PASSAGE SHOWN =>

This type of concern represents that the companies are looking for expanding their
products or services to international market. Under the market concern, foreign
companies may move into different countries and adopting localization to reduce the tax
and other additional costs. Labor force concern corresponds to foreign investors place
importance on labor force and labor cost by seeking cheap labor force in different places
in order to reduce costs and increase efficiency and profits. Developing countries have
competitively cheaper labor costs and larger labor force compared to developed countries,
therefore foreign investors always looking for suitable areas in developing countries to
set up their product production factories to reduce the costs. The fourth concern is
strategic concern. This type of concern is the combination and sublimation of the three. It
is hard to implement and risky. Foreign investors making investment based on world
competition for particular products or services.
Joint Venture has a number of advantages, the most obvious one is that,
companies selecting FDI- Joint venture as an entry mode have direct or indirect
ownership (unlike licensing) of the businesses which provide higher level of control in
the operation system and management system. Joint venture offers better ability to
understand and manage the customers and competitive environments.

DATASET EXTRACT =>

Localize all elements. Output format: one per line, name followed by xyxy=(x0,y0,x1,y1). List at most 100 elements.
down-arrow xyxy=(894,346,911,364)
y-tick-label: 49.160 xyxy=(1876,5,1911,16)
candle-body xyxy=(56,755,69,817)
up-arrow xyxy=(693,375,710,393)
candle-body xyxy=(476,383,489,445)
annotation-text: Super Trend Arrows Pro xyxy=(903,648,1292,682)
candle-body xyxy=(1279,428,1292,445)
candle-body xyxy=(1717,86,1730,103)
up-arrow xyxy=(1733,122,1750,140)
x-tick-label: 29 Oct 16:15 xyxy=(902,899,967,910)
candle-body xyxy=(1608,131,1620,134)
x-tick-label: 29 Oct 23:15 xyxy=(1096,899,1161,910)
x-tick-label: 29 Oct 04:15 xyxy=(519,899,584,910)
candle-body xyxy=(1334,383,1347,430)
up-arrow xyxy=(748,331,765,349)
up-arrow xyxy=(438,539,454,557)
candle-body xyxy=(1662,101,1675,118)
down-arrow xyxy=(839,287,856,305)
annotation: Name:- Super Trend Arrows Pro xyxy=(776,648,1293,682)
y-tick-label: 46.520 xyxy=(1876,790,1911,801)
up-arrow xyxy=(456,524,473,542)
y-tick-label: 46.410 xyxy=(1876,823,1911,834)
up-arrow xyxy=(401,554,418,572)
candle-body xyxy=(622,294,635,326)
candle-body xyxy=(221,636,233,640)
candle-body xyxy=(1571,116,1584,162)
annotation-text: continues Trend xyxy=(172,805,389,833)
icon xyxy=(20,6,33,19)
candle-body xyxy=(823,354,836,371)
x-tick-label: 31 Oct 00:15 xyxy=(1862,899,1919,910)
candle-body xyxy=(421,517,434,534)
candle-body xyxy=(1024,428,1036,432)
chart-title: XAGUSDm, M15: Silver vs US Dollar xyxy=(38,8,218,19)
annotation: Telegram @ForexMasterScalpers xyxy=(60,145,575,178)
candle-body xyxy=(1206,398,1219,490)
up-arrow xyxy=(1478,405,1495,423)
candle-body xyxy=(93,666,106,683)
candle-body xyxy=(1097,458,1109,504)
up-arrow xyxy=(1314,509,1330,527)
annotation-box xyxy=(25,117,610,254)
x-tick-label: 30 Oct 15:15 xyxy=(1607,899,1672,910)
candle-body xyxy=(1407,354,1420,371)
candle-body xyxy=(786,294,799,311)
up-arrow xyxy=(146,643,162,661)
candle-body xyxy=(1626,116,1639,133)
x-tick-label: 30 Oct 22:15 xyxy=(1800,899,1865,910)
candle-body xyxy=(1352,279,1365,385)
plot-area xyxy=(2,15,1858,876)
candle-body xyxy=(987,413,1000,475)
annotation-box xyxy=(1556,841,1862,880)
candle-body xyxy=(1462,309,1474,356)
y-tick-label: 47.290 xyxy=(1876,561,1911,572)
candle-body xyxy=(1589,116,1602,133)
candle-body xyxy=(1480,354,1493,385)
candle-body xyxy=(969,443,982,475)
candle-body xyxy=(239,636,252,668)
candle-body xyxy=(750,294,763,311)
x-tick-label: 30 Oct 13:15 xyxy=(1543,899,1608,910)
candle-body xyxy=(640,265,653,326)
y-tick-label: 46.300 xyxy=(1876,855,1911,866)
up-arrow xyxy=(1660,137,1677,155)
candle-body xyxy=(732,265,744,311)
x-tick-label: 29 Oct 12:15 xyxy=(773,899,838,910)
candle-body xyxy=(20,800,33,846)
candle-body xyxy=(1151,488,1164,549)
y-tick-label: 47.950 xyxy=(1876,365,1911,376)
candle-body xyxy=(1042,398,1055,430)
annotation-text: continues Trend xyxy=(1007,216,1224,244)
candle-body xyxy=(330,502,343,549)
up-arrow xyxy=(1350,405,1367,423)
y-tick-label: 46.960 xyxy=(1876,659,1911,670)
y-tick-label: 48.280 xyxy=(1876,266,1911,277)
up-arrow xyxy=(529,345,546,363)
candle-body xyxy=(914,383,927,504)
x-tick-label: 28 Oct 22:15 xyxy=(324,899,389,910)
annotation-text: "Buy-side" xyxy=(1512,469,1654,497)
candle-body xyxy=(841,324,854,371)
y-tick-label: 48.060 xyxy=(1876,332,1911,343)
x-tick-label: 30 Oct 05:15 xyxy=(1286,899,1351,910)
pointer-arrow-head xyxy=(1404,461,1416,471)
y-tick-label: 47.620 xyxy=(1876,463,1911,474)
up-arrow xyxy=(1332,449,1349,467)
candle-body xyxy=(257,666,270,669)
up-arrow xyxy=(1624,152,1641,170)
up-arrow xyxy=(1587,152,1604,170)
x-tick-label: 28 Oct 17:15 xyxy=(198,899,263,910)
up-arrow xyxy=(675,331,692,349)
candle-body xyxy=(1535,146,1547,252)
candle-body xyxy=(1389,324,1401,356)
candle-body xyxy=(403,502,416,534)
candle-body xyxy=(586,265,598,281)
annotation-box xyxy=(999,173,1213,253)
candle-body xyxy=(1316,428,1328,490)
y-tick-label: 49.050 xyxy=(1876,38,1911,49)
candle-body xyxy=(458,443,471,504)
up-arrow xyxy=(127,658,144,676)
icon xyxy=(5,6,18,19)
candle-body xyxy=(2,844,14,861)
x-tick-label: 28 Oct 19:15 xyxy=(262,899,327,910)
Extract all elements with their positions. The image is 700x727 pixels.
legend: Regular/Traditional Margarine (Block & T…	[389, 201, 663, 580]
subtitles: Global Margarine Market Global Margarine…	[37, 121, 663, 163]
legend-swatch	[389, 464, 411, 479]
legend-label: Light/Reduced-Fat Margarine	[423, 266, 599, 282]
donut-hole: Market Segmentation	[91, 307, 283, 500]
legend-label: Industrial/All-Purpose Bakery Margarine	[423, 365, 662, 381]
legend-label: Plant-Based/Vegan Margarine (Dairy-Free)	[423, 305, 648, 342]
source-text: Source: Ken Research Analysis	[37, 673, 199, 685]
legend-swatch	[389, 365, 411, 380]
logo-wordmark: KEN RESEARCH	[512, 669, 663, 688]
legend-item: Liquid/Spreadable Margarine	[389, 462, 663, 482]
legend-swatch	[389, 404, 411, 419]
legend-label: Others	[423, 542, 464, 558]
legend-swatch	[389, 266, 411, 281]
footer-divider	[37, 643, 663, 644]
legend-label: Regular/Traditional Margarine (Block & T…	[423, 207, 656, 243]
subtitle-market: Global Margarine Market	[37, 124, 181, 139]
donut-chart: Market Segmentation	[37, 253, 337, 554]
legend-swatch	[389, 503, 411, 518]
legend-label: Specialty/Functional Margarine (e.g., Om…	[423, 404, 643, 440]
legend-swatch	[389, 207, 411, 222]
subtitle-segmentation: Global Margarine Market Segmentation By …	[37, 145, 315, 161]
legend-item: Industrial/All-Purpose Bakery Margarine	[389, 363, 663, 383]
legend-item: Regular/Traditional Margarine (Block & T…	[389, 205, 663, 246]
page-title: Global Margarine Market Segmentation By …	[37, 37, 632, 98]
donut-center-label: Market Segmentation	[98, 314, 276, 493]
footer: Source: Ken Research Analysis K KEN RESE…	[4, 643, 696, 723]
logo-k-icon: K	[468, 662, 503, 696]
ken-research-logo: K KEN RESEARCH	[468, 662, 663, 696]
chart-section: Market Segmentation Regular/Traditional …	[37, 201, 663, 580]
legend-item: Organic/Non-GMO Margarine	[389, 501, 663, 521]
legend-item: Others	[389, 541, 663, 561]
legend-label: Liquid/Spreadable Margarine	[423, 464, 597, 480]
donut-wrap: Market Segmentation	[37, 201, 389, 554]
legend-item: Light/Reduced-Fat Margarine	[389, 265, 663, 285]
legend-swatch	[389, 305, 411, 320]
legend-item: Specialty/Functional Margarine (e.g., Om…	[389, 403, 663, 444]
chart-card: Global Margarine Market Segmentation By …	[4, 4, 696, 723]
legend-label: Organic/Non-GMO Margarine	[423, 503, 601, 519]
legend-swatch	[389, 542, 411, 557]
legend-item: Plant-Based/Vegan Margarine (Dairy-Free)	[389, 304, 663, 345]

TASK LIST =>
**a)** List every type of concern that the passage on foreign investment names.
**b)** According to the passage on foreign investment, what do developing countries have compared to developed countries?

TASK-BY-TASK RESULTS =>
**a)** Market concern, labor force concern, strategic concern

**b)** Cheaper labor costs and a larger labor force